[Recorded data]
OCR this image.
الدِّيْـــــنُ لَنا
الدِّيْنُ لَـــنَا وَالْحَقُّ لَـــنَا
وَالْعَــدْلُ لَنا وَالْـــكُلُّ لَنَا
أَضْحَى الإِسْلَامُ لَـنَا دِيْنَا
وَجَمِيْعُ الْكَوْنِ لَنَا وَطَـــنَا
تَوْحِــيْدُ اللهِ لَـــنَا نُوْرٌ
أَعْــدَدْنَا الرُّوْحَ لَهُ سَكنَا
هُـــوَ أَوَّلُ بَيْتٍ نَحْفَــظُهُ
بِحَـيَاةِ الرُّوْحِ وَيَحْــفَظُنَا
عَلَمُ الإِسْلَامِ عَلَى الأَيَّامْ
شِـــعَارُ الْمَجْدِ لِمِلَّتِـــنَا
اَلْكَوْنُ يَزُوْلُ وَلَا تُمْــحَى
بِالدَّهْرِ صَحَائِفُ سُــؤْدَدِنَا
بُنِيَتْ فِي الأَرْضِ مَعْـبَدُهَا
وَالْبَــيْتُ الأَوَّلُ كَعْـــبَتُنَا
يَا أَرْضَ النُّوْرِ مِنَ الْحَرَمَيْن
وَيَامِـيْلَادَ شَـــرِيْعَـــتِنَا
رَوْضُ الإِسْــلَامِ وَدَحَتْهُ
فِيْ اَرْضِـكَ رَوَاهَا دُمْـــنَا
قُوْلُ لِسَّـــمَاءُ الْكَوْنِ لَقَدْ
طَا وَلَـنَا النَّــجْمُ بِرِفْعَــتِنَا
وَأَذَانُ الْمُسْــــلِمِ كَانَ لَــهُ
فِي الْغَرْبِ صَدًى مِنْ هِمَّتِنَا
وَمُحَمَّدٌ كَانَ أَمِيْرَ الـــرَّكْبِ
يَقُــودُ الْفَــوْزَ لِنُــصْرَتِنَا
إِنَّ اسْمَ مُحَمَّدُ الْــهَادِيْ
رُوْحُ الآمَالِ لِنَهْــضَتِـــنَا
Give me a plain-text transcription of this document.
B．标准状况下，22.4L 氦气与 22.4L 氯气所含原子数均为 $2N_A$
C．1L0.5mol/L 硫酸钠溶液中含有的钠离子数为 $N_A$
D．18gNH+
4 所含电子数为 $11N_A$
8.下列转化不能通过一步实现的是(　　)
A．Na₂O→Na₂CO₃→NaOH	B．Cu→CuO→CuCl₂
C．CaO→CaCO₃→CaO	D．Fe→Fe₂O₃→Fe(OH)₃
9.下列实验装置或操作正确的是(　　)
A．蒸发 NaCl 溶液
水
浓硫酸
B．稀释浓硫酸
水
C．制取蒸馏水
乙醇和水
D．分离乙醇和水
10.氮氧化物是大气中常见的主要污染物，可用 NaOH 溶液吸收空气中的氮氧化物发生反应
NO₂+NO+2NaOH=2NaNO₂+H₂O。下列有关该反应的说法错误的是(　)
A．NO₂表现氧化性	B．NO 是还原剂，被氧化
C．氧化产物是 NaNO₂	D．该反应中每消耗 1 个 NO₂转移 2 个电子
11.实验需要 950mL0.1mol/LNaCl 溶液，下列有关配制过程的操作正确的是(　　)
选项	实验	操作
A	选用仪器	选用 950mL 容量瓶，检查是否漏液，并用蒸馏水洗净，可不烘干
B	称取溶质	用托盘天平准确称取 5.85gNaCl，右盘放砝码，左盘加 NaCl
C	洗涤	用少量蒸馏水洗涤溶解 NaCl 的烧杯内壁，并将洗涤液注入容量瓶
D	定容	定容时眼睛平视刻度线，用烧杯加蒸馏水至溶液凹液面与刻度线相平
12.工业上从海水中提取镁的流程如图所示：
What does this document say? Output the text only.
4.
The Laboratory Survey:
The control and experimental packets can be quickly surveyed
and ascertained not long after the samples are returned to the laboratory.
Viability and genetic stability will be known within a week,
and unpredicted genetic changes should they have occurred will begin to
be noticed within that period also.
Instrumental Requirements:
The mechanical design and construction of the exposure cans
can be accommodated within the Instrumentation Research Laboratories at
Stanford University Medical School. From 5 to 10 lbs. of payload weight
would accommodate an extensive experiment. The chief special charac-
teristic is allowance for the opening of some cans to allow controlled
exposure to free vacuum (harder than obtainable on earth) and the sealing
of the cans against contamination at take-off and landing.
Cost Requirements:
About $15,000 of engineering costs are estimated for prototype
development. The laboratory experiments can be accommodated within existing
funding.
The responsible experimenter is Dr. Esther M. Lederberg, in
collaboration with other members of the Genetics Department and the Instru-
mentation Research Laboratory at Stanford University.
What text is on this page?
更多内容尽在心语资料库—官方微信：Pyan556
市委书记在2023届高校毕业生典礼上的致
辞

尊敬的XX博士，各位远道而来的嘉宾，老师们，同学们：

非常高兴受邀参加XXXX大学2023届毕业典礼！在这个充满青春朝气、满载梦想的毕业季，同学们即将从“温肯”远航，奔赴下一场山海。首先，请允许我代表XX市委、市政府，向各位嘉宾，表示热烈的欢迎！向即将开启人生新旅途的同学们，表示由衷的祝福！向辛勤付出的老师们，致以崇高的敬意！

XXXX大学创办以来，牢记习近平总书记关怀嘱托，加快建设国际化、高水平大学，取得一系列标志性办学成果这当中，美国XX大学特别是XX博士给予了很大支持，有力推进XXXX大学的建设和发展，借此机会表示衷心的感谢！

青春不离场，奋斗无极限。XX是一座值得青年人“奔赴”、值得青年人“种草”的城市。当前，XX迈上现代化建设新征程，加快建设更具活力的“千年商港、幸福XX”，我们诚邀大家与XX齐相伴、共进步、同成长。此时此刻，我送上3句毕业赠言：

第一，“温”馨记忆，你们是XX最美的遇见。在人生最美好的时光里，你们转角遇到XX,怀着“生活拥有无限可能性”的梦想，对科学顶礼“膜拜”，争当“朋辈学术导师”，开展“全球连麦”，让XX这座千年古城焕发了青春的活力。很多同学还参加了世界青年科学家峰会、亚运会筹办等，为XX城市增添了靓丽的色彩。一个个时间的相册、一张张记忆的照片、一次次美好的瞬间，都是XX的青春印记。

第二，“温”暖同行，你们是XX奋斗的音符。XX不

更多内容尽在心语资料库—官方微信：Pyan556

■ Your objective
Check each line above for the string "Requirements" and show the ones that have it.

■ Task answer
Instrumental Requirements:
Cost Requirements:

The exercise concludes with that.